— START OF Input —

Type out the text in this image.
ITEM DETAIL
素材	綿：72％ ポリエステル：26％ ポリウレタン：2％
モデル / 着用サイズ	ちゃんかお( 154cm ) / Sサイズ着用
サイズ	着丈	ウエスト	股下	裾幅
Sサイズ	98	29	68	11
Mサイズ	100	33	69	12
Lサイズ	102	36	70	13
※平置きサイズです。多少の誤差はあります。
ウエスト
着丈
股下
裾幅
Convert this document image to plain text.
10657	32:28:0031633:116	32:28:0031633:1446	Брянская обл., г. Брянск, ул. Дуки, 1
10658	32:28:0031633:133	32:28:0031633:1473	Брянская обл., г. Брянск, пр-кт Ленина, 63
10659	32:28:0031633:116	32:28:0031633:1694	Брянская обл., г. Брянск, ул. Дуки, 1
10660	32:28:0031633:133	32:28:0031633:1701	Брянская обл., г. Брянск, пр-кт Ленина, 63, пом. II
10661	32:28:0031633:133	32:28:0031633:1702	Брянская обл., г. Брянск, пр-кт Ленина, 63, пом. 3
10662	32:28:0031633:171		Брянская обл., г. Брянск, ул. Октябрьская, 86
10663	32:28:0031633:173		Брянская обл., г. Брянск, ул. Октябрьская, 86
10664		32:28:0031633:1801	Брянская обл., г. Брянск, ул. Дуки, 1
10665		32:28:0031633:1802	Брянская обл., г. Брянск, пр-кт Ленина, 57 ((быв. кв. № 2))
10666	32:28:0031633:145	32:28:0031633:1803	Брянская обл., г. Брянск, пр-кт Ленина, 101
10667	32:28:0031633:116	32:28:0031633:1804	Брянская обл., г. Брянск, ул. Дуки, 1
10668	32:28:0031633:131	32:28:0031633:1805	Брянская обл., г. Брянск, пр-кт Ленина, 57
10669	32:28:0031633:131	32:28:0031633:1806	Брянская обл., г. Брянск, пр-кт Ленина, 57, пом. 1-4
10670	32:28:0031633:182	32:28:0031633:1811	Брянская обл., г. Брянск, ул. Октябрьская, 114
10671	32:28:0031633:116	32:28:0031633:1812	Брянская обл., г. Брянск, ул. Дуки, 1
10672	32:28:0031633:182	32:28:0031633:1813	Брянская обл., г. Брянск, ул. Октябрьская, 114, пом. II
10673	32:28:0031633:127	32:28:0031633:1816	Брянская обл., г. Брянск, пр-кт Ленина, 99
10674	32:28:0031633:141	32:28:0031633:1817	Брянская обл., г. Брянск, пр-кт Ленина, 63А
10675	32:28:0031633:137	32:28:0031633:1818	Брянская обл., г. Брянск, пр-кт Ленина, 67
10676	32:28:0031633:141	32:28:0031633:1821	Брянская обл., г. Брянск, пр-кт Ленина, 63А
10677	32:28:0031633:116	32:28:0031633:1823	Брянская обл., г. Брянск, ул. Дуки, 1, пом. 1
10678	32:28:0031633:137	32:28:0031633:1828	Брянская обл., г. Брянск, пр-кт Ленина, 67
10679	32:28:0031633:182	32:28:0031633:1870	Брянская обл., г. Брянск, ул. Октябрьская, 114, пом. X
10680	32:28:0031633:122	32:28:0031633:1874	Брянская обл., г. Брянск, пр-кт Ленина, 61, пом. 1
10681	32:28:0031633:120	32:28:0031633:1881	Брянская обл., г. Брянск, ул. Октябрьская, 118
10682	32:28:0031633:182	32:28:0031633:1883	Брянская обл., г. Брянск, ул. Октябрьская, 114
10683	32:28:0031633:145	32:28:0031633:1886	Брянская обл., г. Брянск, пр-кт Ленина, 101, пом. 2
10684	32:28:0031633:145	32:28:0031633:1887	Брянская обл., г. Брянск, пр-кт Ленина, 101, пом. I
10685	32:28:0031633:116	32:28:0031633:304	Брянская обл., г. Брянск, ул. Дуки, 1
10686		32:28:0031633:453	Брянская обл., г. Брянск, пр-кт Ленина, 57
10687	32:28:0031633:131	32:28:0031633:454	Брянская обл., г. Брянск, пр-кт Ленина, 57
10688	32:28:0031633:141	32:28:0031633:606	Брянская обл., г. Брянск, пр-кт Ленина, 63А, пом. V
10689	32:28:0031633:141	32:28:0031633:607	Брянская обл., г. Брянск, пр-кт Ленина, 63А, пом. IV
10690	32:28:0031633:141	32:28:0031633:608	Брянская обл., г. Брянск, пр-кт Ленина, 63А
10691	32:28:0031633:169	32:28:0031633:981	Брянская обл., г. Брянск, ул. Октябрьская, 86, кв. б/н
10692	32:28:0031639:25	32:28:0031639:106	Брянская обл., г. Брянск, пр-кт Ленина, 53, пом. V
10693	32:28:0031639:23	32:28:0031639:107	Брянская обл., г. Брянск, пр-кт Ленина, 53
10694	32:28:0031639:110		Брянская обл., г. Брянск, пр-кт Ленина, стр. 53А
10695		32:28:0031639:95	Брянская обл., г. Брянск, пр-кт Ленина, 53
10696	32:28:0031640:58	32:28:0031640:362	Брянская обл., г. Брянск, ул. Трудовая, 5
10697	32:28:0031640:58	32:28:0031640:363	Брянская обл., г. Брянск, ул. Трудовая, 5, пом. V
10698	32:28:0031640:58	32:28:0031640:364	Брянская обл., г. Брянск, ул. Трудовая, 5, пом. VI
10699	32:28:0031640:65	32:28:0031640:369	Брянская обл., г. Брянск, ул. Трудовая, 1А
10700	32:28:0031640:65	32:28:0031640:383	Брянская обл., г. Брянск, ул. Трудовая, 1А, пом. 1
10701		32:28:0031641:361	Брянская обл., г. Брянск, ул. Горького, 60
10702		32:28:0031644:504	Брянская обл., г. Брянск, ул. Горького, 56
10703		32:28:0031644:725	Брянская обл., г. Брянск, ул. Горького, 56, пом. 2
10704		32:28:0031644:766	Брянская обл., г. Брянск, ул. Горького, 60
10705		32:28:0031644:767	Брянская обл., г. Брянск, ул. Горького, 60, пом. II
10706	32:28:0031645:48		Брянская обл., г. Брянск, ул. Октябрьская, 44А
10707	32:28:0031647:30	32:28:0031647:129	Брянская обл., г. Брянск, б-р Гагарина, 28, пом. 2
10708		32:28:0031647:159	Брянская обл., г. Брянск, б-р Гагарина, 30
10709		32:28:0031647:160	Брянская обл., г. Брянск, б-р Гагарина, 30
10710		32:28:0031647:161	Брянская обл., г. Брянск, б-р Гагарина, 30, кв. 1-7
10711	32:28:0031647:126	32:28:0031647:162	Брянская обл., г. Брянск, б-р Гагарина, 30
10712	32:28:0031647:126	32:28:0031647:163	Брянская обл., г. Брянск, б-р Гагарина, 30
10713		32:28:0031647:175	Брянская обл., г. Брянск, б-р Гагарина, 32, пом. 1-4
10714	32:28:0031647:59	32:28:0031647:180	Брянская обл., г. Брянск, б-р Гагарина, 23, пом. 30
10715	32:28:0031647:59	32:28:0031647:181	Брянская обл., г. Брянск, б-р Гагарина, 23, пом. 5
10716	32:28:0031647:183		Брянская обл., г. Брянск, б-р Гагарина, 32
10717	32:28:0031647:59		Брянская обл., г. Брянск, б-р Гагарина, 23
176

— END OF Input —

Task to carry out: Using the entries above, find all lines with "text". Copy them.

Answer to this task:
Type out the text in this image.
Convert this document image to plain text.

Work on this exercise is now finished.